Write out all of the entries exactly, please.

+ + + + + + +

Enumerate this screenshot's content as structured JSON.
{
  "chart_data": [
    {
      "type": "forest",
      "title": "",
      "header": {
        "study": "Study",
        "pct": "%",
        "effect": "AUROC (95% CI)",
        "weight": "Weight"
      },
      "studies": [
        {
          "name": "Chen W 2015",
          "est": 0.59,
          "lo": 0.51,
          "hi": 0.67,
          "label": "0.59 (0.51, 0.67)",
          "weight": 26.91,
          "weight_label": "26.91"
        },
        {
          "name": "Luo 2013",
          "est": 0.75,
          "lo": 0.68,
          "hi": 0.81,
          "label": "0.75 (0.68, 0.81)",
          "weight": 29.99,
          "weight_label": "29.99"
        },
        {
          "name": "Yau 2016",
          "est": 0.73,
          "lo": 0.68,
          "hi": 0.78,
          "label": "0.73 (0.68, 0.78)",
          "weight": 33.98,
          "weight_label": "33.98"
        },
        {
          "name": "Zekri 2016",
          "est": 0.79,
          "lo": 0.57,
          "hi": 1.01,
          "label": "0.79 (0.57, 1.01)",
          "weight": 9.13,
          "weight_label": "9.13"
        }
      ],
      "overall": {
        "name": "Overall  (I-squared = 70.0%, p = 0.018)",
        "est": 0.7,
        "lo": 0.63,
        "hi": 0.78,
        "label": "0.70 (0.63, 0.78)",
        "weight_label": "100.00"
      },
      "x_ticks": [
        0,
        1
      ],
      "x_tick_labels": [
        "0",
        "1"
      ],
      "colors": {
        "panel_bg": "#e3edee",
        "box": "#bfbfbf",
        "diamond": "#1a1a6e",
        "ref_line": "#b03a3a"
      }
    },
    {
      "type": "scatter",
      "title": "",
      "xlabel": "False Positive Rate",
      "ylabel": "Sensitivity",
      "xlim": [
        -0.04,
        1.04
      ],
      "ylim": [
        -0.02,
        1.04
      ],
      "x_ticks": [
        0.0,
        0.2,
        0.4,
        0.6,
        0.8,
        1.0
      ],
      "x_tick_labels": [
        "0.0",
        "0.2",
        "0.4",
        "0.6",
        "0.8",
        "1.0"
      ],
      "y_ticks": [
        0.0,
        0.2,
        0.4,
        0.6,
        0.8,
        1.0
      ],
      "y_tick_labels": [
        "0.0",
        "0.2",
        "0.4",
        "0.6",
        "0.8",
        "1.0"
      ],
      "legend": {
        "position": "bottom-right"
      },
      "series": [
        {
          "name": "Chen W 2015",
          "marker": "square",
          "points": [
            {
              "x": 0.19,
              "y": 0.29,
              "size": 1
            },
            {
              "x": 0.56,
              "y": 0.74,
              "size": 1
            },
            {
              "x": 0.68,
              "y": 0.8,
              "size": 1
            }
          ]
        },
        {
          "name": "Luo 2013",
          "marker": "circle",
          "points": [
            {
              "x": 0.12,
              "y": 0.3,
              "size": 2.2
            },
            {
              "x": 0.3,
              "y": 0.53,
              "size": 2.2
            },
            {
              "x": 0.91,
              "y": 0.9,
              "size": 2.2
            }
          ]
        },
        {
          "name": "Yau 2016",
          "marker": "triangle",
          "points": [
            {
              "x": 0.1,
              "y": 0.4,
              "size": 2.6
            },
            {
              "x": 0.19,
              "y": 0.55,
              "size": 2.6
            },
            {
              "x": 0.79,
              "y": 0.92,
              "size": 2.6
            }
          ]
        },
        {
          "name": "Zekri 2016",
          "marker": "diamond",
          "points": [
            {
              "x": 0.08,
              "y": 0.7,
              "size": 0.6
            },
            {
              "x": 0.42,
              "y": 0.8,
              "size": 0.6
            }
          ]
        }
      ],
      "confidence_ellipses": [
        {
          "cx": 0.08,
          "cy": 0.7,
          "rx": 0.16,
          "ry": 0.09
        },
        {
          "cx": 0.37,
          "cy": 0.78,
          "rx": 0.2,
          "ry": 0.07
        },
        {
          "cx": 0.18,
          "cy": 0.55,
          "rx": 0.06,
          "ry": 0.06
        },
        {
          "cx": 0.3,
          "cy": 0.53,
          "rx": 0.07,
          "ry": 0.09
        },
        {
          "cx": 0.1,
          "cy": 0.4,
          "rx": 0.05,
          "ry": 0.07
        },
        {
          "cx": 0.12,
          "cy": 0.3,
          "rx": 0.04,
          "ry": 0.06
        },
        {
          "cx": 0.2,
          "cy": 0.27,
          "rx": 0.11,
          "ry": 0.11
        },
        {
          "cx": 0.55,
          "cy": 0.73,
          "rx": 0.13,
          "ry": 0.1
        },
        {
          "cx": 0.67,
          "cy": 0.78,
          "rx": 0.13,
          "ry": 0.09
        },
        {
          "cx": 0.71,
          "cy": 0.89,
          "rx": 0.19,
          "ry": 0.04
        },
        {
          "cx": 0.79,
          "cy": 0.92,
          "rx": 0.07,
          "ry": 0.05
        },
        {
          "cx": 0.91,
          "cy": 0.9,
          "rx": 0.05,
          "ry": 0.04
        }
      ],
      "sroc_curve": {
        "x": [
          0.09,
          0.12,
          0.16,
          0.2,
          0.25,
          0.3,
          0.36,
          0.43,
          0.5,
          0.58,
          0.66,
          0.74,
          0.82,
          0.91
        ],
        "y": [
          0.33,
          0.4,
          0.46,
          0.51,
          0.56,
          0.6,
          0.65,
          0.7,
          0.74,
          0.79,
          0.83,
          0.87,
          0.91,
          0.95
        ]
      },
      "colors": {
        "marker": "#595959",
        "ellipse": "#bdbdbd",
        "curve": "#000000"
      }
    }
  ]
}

+ + + + + + +

Exercise output:
Enumerate this screenshot's content as structured JSON.
{
  "chart_data": [
    {
      "type": "forest",
      "title": "",
      "header": {
        "study": "Study",
        "pct": "%",
        "effect": "AUROC (95% CI)",
        "weight": "Weight"
      },
      "studies": [
        {
          "name": "Chen W 2015",
          "est": 0.59,
          "lo": 0.51,
          "hi": 0.67,
          "label": "0.59 (0.51, 0.67)",
          "weight": 26.91,
          "weight_label": "26.91"
        },
        {
          "name": "Luo 2013",
          "est": 0.75,
          "lo": 0.68,
          "hi": 0.81,
          "label": "0.75 (0.68, 0.81)",
          "weight": 29.99,
          "weight_label": "29.99"
        },
        {
          "name": "Yau 2016",
          "est": 0.73,
          "lo": 0.68,
          "hi": 0.78,
          "label": "0.73 (0.68, 0.78)",
          "weight": 33.98,
          "weight_label": "33.98"
        },
        {
          "name": "Zekri 2016",
          "est": 0.79,
          "lo": 0.57,
          "hi": 1.01,
          "label": "0.79 (0.57, 1.01)",
          "weight": 9.13,
          "weight_label": "9.13"
        }
      ],
      "overall": {
        "name": "Overall  (I-squared = 70.0%, p = 0.018)",
        "est": 0.7,
        "lo": 0.63,
        "hi": 0.78,
        "label": "0.70 (0.63, 0.78)",
        "weight_label": "100.00"
      },
      "x_ticks": [
        0,
        1
      ],
      "x_tick_labels": [
        "0",
        "1"
      ],
      "colors": {
        "panel_bg": "#e3edee",
        "box": "#bfbfbf",
        "diamond": "#1a1a6e",
        "ref_line": "#b03a3a"
      }
    },
    {
      "type": "scatter",
      "title": "",
      "xlabel": "False Positive Rate",
      "ylabel": "Sensitivity",
      "xlim": [
        -0.04,
        1.04
      ],
      "ylim": [
        -0.02,
        1.04
      ],
      "x_ticks": [
        0.0,
        0.2,
        0.4,
        0.6,
        0.8,
        1.0
      ],
      "x_tick_labels": [
        "0.0",
        "0.2",
        "0.4",
        "0.6",
        "0.8",
        "1.0"
      ],
      "y_ticks": [
        0.0,
        0.2,
        0.4,
        0.6,
        0.8,
        1.0
      ],
      "y_tick_labels": [
        "0.0",
        "0.2",
        "0.4",
        "0.6",
        "0.8",
        "1.0"
      ],
      "legend": {
        "position": "bottom-right"
      },
      "series": [
        {
          "name": "Chen W 2015",
          "marker": "square",
          "points": [
            {
              "x": 0.19,
              "y": 0.29,
              "size": 1
            },
            {
              "x": 0.56,
              "y": 0.74,
              "size": 1
            },
            {
              "x": 0.68,
              "y": 0.8,
              "size": 1
            }
          ]
        },
        {
          "name": "Luo 2013",
          "marker": "circle",
          "points": [
            {
              "x": 0.12,
              "y": 0.3,
              "size": 2.2
            },
            {
              "x": 0.3,
              "y": 0.53,
              "size": 2.2
            },
            {
              "x": 0.91,
              "y": 0.9,
              "size": 2.2
            }
          ]
        },
        {
          "name": "Yau 2016",
          "marker": "triangle",
          "points": [
            {
              "x": 0.1,
              "y": 0.4,
              "size": 2.6
            },
            {
              "x": 0.19,
              "y": 0.55,
              "size": 2.6
            },
            {
              "x": 0.79,
              "y": 0.92,
              "size": 2.6
            }
          ]
        },
        {
          "name": "Zekri 2016",
          "marker": "diamond",
          "points": [
            {
              "x": 0.08,
              "y": 0.7,
              "size": 0.6
            },
            {
              "x": 0.42,
              "y": 0.8,
              "size": 0.6
            }
          ]
        }
      ],
      "confidence_ellipses": [
        {
          "cx": 0.08,
          "cy": 0.7,
          "rx": 0.16,
          "ry": 0.09
        },
        {
          "cx": 0.37,
          "cy": 0.78,
          "rx": 0.2,
          "ry": 0.07
        },
        {
          "cx": 0.18,
          "cy": 0.55,
          "rx": 0.06,
          "ry": 0.06
        },
        {
          "cx": 0.3,
          "cy": 0.53,
          "rx": 0.07,
          "ry": 0.09
        },
        {
          "cx": 0.1,
          "cy": 0.4,
          "rx": 0.05,
          "ry": 0.07
        },
        {
          "cx": 0.12,
          "cy": 0.3,
          "rx": 0.04,
          "ry": 0.06
        },
        {
          "cx": 0.2,
          "cy": 0.27,
          "rx": 0.11,
          "ry": 0.11
        },
        {
          "cx": 0.55,
          "cy": 0.73,
          "rx": 0.13,
          "ry": 0.1
        },
        {
          "cx": 0.67,
          "cy": 0.78,
          "rx": 0.13,
          "ry": 0.09
        },
        {
          "cx": 0.71,
          "cy": 0.89,
          "rx": 0.19,
          "ry": 0.04
        },
        {
          "cx": 0.79,
          "cy": 0.92,
          "rx": 0.07,
          "ry": 0.05
        },
        {
          "cx": 0.91,
          "cy": 0.9,
          "rx": 0.05,
          "ry": 0.04
        }
      ],
      "sroc_curve": {
        "x": [
          0.09,
          0.12,
          0.16,
          0.2,
          0.25,
          0.3,
          0.36,
          0.43,
          0.5,
          0.58,
          0.66,
          0.74,
          0.82,
          0.91
        ],
        "y": [
          0.33,
          0.4,
          0.46,
          0.51,
          0.56,
          0.6,
          0.65,
          0.7,
          0.74,
          0.79,
          0.83,
          0.87,
          0.91,
          0.95
        ]
      },
      "colors": {
        "marker": "#595959",
        "ellipse": "#bdbdbd",
        "curve": "#000000"
      }
    }
  ]
}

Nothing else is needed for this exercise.